* [Challenge] Select, from the material below, each line with "закупки" in it.

+++++

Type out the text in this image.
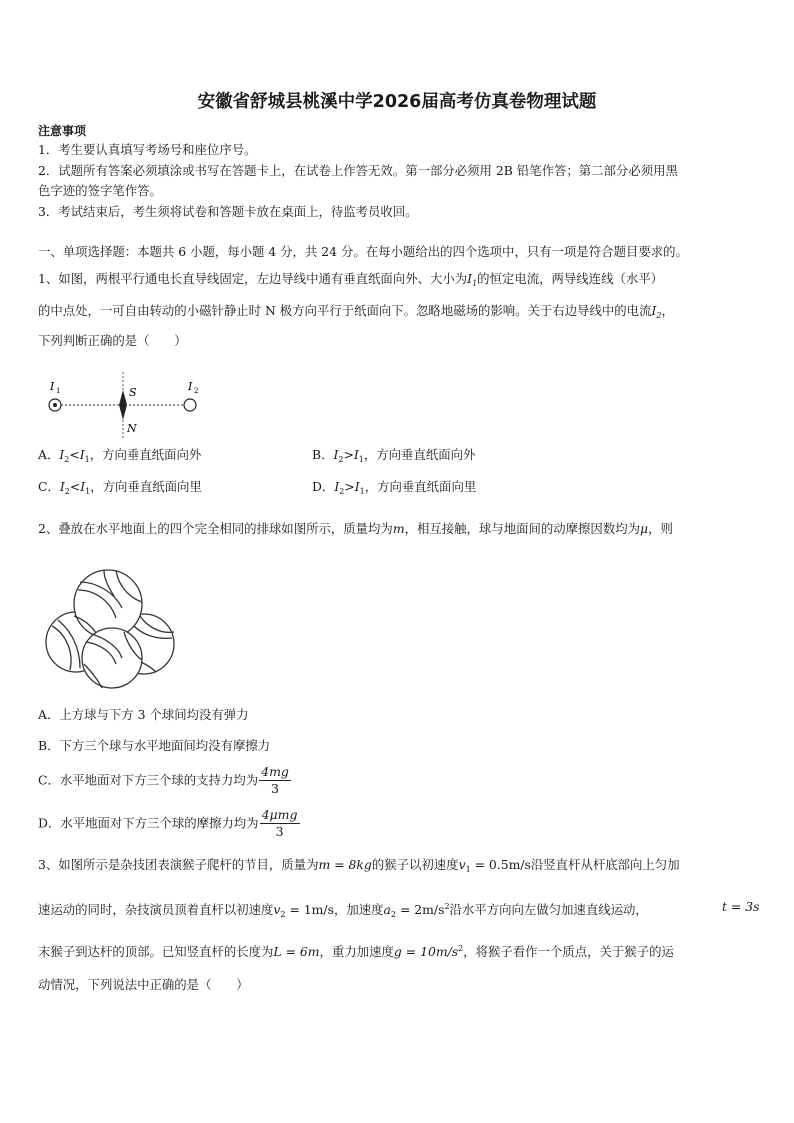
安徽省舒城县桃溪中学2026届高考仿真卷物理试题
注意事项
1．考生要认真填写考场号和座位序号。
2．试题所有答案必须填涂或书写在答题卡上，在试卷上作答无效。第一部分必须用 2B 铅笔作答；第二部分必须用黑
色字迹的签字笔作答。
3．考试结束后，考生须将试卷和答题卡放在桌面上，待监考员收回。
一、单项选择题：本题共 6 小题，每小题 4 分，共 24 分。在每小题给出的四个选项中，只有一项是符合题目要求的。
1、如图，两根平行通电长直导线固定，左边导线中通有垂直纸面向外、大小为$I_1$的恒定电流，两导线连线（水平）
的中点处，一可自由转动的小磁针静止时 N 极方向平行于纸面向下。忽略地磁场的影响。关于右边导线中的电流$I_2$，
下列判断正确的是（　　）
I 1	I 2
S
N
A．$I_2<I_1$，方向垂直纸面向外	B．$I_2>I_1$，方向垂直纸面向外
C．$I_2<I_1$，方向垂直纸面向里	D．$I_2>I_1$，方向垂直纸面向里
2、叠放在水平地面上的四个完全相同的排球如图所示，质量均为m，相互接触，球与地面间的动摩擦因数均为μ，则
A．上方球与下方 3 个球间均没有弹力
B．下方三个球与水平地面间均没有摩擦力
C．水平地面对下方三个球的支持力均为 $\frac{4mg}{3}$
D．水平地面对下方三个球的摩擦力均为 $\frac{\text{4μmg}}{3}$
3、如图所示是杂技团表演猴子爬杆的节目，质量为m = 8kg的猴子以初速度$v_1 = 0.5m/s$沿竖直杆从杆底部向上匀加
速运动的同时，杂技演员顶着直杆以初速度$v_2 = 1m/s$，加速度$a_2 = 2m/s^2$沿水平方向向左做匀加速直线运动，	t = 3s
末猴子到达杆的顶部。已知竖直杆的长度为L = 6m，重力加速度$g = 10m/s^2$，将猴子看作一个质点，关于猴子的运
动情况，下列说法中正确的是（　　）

+++++

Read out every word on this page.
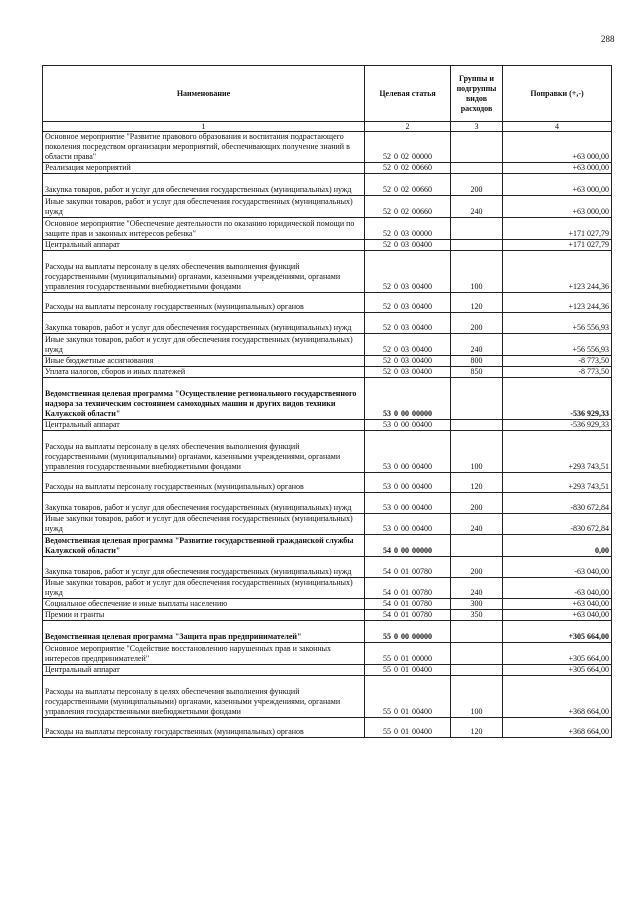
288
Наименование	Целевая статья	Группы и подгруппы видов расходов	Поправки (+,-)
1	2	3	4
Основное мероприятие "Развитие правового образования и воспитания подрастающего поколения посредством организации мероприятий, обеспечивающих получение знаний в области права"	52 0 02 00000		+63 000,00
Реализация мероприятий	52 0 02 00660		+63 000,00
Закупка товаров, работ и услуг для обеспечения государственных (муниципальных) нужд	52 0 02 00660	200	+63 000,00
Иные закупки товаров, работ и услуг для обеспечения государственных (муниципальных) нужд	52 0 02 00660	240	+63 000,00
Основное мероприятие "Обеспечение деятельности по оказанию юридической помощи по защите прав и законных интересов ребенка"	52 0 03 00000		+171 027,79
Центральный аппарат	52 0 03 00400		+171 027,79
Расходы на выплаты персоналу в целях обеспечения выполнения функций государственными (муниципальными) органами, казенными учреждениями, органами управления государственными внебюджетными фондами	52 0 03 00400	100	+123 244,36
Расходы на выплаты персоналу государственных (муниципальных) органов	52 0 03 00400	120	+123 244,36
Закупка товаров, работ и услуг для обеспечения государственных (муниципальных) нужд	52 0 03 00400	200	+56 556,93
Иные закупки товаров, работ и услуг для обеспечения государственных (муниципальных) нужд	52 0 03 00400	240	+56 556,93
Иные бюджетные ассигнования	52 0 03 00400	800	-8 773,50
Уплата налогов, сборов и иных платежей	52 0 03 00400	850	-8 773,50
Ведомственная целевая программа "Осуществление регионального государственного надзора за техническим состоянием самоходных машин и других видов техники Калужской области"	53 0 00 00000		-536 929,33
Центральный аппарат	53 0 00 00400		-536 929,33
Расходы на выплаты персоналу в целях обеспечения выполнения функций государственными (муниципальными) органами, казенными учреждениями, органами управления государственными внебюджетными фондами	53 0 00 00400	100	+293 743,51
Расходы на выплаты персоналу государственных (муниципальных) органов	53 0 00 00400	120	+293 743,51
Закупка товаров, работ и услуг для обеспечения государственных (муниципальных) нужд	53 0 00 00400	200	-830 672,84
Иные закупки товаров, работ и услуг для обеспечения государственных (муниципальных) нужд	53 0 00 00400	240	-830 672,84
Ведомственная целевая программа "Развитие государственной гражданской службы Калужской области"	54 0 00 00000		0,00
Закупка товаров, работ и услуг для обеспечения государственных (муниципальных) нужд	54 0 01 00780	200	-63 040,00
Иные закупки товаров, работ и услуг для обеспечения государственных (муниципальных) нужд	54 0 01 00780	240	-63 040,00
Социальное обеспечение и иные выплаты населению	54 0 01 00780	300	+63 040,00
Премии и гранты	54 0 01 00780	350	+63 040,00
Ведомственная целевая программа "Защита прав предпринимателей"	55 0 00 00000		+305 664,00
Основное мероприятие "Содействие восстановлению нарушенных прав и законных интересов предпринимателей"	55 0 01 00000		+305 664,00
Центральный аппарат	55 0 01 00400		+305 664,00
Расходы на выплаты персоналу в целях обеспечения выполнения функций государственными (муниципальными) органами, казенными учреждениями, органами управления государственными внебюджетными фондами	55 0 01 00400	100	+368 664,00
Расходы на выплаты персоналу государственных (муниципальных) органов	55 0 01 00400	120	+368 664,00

+++++

* [The solution]
Иные закупки товаров, работ и услуг для обеспечения государственных (муниципальных) нужд	52 0 02 00660	240	+63 000,00
Иные закупки товаров, работ и услуг для обеспечения государственных (муниципальных) нужд	52 0 03 00400	240	+56 556,93
Иные закупки товаров, работ и услуг для обеспечения государственных (муниципальных) нужд	53 0 00 00400	240	-830 672,84
Иные закупки товаров, работ и услуг для обеспечения государственных (муниципальных) нужд	54 0 01 00780	240	-63 040,00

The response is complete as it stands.